[Dataset entries]
┏━━

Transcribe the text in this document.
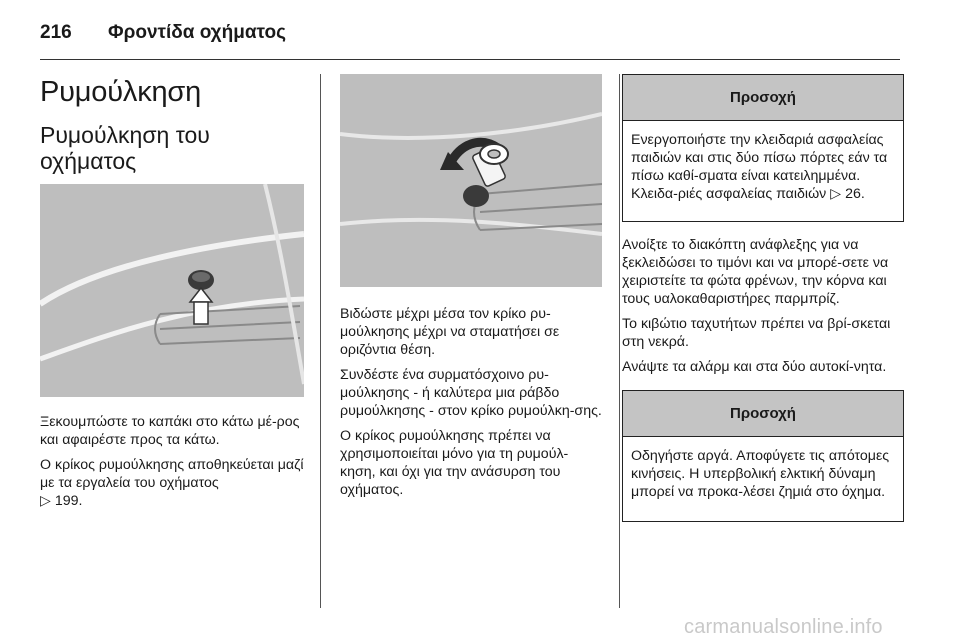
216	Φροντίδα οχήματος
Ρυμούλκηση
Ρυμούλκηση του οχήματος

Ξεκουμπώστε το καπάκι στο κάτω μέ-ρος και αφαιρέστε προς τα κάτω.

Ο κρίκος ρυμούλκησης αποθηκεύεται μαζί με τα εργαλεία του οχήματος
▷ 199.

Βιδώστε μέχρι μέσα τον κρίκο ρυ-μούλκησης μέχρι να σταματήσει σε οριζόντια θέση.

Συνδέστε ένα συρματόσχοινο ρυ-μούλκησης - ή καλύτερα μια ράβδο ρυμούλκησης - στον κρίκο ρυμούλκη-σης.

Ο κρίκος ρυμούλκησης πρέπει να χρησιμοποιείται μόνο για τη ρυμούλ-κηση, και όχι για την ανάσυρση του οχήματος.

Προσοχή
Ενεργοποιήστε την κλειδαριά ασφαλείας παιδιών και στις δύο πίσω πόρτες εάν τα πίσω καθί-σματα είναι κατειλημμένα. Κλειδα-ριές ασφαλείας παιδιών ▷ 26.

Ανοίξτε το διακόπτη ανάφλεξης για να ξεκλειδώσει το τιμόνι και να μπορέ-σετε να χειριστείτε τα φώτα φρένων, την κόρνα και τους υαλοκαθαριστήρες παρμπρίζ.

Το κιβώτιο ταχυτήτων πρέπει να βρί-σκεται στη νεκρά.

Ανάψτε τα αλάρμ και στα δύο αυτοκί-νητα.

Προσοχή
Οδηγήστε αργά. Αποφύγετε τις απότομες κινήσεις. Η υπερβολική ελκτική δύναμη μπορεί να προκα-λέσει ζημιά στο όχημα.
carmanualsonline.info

┗━━
┏━━

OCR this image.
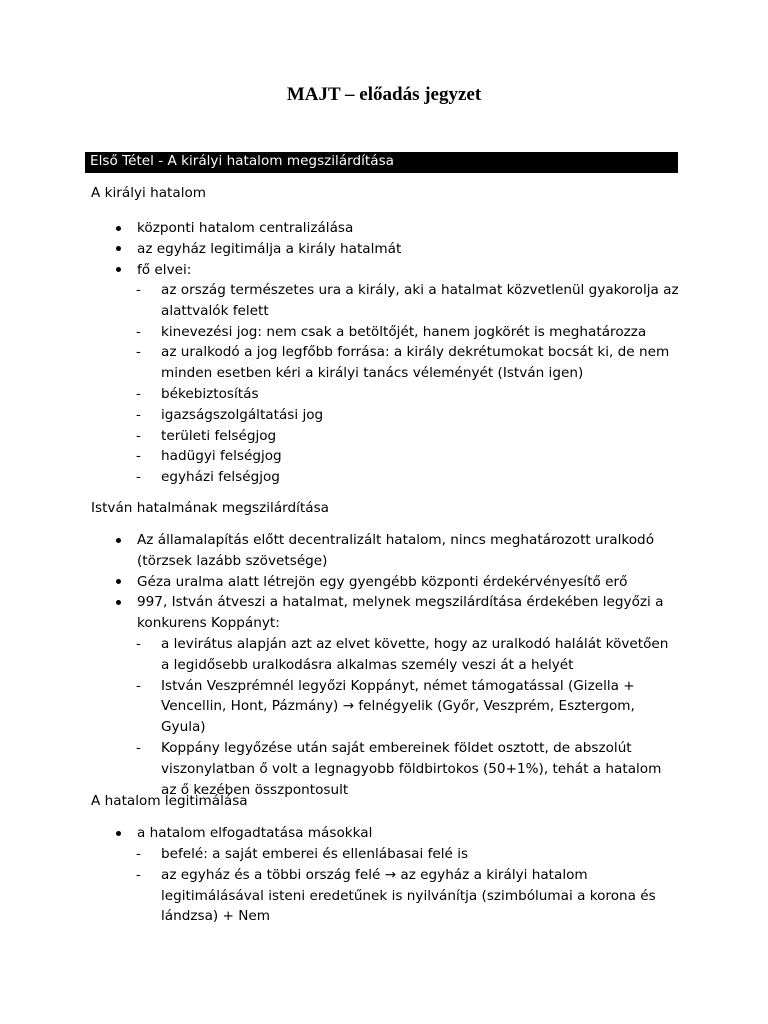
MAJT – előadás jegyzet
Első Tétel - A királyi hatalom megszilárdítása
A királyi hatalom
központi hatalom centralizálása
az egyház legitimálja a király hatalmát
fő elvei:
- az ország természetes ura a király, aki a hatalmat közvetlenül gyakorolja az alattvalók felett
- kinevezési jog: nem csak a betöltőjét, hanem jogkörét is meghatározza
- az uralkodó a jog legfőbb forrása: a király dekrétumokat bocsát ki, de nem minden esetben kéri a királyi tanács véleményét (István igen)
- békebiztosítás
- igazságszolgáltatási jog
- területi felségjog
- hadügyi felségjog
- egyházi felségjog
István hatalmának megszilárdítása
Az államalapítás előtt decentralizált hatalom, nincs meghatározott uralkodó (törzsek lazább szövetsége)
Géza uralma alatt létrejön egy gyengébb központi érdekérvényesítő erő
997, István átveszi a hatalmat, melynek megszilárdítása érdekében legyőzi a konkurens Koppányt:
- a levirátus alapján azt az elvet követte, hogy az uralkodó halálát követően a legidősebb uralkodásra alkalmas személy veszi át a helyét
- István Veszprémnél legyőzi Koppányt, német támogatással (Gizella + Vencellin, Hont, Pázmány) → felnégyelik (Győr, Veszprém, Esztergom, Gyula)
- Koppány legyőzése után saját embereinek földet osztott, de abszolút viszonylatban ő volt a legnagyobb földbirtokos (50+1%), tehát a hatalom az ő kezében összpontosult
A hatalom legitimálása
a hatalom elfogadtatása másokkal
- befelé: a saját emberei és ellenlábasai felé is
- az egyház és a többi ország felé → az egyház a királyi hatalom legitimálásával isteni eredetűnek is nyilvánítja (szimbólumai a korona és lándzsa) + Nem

┗━━

- [The task]
Within the listing above, copy each line that has the string "felé".

- [Result for this exercise]
- befelé: a saját emberei és ellenlábasai felé is
- az egyház és a többi ország felé → az egyház a királyi hatalom legitimálásával isteni eredetűnek is nyilvánítja (szimbólumai a korona és lándzsa) + Nem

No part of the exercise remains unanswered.